TASK TO COMPLETE
Take the line that contains "What data populates" and every line after it in the material below, and quote them exactly.

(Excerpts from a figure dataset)
· · ·
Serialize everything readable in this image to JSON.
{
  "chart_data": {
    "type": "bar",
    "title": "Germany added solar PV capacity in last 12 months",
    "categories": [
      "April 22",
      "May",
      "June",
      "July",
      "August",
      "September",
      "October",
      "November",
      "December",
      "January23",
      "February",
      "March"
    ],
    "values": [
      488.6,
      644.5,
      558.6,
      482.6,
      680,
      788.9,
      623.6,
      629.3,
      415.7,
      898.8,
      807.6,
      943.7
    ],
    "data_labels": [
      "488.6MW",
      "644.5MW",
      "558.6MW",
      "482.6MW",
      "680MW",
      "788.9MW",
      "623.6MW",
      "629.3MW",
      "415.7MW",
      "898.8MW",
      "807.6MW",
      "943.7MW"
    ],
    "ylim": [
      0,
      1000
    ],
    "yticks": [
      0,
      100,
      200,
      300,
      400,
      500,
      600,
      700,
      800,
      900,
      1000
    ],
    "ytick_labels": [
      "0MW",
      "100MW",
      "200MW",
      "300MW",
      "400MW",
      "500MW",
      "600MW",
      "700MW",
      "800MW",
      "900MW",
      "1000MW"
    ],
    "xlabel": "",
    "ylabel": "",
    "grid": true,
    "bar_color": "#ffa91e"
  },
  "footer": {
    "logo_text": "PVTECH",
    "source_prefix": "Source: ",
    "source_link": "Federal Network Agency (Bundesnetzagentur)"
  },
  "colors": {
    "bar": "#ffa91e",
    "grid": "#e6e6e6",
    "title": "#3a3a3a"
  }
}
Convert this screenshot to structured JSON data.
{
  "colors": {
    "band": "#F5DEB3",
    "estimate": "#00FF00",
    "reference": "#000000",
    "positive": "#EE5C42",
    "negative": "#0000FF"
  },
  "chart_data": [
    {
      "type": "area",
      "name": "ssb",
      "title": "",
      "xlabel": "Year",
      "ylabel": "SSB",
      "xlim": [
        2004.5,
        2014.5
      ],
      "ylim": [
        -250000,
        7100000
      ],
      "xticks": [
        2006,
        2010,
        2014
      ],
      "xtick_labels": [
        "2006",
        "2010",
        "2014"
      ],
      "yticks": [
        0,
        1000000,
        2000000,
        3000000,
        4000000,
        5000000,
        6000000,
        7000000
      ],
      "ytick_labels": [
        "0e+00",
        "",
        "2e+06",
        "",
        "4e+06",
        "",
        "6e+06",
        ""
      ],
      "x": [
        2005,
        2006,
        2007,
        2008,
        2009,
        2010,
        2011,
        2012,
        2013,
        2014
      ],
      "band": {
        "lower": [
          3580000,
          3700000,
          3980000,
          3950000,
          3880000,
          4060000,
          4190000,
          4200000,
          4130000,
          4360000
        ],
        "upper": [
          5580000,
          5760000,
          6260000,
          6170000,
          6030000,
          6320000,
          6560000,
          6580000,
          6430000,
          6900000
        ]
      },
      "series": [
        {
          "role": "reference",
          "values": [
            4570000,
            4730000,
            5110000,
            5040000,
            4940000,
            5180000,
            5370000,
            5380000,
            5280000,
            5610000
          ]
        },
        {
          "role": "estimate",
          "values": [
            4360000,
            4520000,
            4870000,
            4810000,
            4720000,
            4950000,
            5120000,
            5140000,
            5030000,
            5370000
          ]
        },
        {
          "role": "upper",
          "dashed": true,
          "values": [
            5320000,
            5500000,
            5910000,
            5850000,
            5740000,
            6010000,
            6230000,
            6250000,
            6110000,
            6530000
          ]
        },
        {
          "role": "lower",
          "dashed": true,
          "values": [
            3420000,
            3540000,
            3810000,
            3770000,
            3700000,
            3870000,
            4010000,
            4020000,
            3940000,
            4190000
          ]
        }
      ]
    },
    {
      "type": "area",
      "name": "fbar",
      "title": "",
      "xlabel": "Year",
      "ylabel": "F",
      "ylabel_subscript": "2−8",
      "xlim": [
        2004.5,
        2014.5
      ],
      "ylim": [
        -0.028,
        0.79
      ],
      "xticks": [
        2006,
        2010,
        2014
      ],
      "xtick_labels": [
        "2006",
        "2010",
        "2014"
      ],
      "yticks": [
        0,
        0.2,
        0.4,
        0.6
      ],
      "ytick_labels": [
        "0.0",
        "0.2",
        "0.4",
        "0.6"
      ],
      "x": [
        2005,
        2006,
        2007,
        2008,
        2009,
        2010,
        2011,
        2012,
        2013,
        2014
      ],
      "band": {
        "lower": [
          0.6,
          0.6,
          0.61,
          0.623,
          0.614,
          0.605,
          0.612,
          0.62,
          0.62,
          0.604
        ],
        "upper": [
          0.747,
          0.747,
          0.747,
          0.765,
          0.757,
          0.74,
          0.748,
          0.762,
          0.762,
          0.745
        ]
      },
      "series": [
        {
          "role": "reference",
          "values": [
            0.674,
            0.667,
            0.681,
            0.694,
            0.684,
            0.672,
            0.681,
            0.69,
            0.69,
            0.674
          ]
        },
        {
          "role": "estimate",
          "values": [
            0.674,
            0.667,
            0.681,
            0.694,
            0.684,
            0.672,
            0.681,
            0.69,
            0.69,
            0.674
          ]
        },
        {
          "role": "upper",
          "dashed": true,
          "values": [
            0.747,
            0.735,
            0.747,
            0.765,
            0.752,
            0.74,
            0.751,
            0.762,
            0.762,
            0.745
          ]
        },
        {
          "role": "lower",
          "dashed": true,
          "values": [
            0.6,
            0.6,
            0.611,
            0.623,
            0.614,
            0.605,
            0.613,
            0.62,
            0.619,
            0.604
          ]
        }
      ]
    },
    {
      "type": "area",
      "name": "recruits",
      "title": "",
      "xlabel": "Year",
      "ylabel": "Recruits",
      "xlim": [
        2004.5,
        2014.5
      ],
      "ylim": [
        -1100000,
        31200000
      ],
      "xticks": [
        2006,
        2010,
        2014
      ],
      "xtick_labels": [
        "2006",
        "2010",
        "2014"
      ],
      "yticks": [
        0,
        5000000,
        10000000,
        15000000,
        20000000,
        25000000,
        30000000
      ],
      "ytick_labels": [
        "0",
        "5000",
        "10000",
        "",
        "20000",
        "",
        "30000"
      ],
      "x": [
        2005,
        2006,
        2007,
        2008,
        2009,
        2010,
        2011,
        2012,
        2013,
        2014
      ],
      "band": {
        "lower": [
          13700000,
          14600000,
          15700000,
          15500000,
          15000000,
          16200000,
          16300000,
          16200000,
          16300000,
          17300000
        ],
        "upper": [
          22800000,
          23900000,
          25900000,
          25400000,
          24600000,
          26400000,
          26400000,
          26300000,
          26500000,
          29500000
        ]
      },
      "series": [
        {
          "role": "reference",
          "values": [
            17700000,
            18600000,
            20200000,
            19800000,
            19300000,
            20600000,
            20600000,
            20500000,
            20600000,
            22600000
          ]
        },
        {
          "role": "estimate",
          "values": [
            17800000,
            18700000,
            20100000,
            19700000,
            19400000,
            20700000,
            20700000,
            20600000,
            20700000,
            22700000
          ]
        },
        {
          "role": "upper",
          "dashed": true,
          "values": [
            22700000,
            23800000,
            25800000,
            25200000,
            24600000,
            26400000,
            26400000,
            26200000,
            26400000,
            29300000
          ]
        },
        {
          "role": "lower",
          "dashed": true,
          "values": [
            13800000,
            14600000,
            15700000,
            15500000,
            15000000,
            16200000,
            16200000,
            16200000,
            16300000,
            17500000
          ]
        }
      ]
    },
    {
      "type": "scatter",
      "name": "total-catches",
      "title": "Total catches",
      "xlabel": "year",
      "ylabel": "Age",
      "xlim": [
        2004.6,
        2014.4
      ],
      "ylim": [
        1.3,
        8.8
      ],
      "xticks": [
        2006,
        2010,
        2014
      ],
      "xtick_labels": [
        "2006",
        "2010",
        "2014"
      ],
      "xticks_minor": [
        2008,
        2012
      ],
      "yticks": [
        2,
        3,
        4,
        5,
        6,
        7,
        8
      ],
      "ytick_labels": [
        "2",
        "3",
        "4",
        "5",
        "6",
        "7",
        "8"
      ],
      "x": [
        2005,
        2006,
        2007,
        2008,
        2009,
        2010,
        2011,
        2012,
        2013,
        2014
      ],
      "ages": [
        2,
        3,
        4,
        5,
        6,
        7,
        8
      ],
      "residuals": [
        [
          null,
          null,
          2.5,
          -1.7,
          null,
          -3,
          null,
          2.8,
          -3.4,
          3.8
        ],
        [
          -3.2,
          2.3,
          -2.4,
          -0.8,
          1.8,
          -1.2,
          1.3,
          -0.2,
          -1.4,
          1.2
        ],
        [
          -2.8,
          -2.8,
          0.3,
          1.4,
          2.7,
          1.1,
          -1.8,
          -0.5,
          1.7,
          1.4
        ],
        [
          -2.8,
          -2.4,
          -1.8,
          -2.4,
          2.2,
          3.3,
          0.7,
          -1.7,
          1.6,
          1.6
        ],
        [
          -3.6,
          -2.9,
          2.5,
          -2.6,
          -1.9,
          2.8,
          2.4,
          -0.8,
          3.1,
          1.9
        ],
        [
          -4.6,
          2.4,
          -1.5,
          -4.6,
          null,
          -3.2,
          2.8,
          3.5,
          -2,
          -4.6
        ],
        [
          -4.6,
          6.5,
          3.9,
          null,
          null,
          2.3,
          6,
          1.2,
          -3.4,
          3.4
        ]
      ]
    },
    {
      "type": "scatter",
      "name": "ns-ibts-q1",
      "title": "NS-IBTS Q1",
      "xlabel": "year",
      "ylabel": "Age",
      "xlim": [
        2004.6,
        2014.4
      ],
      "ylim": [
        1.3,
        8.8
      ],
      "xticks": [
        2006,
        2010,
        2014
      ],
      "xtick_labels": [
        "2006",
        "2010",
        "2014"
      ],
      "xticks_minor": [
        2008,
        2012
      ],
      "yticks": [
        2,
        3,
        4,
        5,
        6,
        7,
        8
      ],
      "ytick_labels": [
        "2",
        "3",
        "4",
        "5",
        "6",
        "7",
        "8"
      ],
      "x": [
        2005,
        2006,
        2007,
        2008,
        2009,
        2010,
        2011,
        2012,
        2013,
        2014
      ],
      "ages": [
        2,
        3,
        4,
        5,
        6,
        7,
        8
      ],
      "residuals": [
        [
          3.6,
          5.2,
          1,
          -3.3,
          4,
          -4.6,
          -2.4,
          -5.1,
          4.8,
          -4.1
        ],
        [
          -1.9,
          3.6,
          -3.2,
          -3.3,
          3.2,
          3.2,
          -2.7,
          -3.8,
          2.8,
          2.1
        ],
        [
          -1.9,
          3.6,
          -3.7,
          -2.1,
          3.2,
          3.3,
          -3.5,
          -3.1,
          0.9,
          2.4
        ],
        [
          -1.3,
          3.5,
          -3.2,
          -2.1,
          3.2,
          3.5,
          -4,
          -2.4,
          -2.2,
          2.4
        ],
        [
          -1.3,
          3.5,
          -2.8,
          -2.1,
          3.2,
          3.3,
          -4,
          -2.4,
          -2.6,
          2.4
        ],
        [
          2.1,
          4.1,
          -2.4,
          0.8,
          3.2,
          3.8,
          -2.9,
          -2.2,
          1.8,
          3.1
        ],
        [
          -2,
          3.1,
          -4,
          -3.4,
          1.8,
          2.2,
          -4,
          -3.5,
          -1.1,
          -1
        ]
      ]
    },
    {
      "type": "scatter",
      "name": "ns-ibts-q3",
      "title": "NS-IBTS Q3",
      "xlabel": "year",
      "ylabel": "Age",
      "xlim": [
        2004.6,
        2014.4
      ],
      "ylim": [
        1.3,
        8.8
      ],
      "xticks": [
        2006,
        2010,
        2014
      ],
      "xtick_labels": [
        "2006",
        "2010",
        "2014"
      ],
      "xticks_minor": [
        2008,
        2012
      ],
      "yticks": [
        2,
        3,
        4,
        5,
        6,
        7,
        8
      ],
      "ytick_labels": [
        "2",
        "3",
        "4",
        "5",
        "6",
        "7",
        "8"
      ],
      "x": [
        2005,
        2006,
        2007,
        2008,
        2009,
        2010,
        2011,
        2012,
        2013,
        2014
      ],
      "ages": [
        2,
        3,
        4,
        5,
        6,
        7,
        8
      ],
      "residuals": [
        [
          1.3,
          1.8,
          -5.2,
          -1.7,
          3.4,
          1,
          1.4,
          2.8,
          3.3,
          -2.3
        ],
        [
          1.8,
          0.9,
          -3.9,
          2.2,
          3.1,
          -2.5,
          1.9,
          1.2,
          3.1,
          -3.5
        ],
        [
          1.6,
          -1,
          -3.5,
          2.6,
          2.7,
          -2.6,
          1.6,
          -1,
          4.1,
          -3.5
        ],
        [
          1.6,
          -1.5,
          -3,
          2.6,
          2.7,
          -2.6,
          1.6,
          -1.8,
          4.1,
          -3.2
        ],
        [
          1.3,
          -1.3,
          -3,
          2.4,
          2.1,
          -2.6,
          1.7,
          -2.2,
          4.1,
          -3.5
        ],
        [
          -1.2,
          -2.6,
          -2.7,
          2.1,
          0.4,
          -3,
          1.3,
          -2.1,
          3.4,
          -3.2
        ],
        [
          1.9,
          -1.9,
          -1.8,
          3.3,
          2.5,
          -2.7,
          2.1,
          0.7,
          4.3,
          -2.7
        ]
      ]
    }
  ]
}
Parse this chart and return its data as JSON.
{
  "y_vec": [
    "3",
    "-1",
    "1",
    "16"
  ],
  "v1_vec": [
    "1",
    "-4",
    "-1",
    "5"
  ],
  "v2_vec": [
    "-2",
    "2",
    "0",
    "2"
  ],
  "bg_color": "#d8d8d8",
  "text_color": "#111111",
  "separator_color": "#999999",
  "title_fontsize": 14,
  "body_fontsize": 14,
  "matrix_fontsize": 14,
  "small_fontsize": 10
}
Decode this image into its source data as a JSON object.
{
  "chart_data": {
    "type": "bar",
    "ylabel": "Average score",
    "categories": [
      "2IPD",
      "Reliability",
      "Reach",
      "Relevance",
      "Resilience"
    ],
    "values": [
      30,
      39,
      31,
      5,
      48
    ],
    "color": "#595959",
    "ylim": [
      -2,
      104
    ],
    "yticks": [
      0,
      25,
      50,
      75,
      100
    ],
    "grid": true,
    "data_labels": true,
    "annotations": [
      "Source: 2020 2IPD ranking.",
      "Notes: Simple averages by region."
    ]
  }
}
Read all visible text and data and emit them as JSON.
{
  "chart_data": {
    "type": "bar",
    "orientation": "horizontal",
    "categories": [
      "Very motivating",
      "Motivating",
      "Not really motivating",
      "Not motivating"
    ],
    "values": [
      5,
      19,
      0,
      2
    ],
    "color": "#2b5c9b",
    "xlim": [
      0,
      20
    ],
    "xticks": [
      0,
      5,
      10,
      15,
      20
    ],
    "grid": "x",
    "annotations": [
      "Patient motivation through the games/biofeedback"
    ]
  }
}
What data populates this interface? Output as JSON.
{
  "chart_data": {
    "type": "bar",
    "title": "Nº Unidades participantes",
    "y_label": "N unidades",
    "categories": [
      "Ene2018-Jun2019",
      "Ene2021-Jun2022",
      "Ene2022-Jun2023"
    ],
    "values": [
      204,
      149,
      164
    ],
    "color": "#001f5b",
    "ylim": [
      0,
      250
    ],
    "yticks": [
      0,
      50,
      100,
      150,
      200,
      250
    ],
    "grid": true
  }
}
· · ·
THE RESULT
What data populates this interface? Output as JSON.
{
  "chart_data": {
    "type": "bar",
    "title": "Nº Unidades participantes",
    "y_label": "N unidades",
    "categories": [
      "Ene2018-Jun2019",
      "Ene2021-Jun2022",
      "Ene2022-Jun2023"
    ],
    "values": [
      204,
      149,
      164
    ],
    "color": "#001f5b",
    "ylim": [
      0,
      250
    ],
    "yticks": [
      0,
      50,
      100,
      150,
      200,
      250
    ],
    "grid": true
  }
}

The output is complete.